Written exercise >>
Pull out every line below containing the word "cùng".
═══ Input rows
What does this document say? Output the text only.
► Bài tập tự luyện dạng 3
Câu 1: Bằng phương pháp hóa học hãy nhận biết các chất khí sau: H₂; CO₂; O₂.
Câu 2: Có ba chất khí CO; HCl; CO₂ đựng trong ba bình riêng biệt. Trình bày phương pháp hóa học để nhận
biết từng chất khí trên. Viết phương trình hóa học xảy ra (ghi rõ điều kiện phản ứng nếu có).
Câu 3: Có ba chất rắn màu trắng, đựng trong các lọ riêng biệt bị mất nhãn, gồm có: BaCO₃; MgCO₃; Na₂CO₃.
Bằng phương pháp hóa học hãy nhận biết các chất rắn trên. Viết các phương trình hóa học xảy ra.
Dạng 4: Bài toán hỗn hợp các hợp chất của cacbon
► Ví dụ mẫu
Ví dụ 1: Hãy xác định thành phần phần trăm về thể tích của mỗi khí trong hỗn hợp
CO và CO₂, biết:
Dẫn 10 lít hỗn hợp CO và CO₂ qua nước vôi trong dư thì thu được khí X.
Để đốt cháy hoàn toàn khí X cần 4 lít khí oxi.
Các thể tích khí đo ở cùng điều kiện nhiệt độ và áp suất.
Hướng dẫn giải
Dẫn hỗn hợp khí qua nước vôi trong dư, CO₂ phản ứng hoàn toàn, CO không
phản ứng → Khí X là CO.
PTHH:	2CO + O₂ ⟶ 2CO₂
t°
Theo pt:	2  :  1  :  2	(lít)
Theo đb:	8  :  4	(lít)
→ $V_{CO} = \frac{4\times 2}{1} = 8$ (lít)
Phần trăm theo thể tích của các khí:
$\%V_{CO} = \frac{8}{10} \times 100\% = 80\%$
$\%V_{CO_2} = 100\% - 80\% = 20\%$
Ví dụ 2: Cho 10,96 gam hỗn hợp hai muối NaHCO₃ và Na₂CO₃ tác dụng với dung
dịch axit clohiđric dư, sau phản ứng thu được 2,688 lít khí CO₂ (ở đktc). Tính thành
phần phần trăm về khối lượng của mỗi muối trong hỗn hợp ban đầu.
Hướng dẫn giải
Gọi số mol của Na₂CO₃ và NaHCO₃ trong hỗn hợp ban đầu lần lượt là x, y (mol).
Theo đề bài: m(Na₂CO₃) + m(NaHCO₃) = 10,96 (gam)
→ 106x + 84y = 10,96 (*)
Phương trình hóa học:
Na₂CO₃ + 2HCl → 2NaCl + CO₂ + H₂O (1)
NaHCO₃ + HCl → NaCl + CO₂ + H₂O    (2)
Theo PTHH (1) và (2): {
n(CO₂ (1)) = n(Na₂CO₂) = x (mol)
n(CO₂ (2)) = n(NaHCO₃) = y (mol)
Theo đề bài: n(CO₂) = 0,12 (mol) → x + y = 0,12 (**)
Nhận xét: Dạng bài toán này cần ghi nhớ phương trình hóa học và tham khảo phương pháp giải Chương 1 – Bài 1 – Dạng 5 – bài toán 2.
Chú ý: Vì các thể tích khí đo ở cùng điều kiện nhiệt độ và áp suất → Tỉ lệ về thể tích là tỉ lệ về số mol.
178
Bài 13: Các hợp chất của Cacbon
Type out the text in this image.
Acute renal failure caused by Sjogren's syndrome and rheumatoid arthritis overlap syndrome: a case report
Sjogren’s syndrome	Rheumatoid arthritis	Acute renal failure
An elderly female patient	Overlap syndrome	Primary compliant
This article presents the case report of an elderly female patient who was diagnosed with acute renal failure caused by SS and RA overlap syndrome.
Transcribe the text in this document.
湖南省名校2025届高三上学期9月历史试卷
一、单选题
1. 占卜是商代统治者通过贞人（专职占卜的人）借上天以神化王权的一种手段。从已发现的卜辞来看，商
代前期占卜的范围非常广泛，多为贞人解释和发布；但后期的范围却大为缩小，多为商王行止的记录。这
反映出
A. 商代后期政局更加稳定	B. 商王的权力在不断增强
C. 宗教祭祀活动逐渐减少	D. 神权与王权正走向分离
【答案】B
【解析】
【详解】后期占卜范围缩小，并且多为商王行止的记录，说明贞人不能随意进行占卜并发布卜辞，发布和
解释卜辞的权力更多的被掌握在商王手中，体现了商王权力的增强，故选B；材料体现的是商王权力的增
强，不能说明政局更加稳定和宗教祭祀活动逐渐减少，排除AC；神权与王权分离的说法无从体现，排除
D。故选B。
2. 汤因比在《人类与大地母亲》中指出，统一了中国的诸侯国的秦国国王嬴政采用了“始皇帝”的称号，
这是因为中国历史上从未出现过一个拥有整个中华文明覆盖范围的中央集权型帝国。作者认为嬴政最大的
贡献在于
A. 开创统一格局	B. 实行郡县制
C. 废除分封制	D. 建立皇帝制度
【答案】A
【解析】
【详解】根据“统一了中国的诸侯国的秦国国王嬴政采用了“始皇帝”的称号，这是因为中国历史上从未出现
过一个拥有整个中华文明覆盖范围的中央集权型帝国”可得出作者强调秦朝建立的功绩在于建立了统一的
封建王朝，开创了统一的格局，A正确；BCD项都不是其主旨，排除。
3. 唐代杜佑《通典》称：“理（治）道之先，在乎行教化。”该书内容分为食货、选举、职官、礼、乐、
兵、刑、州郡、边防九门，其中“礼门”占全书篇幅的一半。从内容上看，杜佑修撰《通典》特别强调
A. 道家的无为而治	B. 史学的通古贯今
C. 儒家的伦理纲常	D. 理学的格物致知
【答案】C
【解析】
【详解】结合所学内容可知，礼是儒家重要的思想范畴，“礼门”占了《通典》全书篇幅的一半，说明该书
══════
Correct output >>
Các thể tích khí đo ở cùng điều kiện nhiệt độ và áp suất.
Chú ý: Vì các thể tích khí đo ở cùng điều kiện nhiệt độ và áp suất → Tỉ lệ về thể tích là tỉ lệ về số mol.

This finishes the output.